Read through the data and count the lines that contain the string "this"; give only the result.

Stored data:
● ● ● ● ●

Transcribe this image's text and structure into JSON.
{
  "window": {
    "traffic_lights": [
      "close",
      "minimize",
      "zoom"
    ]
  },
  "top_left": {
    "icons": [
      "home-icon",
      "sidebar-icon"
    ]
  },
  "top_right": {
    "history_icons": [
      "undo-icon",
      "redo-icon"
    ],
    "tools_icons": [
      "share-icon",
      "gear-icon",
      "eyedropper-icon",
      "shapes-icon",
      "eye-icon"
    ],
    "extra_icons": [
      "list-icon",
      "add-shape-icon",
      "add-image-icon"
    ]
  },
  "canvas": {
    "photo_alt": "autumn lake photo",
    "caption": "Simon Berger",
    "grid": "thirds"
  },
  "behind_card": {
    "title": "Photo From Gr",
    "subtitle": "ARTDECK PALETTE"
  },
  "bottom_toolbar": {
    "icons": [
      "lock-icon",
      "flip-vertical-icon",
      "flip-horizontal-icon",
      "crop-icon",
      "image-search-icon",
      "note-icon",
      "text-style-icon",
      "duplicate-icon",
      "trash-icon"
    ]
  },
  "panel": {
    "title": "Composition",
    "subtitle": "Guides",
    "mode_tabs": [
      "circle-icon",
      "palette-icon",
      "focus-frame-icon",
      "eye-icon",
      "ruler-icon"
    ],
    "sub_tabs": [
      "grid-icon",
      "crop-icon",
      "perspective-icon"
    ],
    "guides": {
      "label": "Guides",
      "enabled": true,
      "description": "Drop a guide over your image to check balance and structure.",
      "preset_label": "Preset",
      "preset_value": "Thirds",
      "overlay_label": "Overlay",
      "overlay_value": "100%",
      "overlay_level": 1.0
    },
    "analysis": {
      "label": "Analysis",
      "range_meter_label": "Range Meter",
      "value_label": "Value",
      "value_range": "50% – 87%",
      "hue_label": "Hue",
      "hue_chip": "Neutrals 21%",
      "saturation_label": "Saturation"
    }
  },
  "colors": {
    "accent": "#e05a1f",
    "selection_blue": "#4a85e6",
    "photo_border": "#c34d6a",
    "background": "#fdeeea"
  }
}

● ● ● ● ●

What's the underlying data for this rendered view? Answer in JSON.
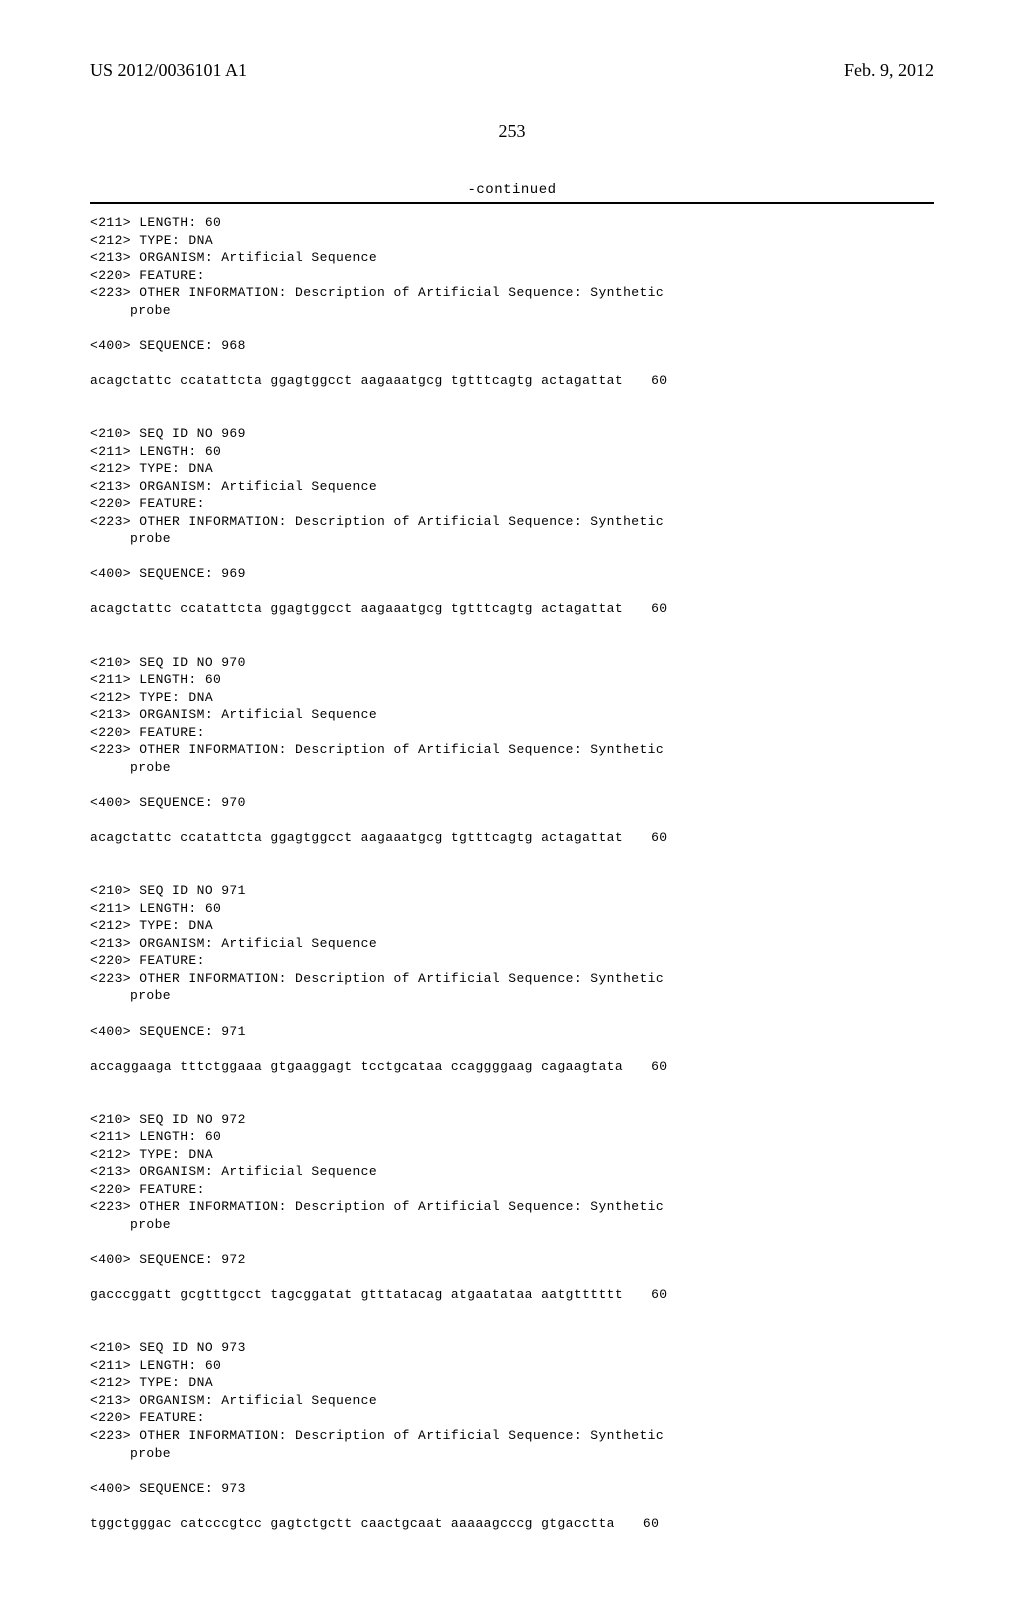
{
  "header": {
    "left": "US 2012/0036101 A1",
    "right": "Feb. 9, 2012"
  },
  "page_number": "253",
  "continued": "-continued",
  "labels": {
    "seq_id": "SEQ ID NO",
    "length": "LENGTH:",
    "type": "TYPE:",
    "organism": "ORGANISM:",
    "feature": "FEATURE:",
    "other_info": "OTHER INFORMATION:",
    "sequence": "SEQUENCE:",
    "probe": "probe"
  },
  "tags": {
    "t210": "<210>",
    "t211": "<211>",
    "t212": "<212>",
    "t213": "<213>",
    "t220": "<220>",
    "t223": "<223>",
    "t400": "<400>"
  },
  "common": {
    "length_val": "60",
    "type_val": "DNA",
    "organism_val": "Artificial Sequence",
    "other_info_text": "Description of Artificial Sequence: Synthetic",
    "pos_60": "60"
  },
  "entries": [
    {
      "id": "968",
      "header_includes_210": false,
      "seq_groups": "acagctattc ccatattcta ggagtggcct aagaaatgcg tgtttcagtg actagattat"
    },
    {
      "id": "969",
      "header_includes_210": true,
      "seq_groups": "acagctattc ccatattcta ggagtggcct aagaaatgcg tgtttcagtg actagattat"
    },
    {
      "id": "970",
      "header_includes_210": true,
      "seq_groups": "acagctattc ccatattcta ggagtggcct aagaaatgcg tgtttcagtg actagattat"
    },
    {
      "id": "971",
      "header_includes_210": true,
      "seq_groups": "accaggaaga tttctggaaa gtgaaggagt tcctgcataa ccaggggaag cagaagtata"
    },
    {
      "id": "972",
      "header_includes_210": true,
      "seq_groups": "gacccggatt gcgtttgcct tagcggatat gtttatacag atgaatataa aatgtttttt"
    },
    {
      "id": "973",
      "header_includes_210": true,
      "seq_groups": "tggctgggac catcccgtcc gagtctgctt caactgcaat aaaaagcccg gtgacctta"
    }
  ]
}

● ● ● ● ●

◆ **Written response**
2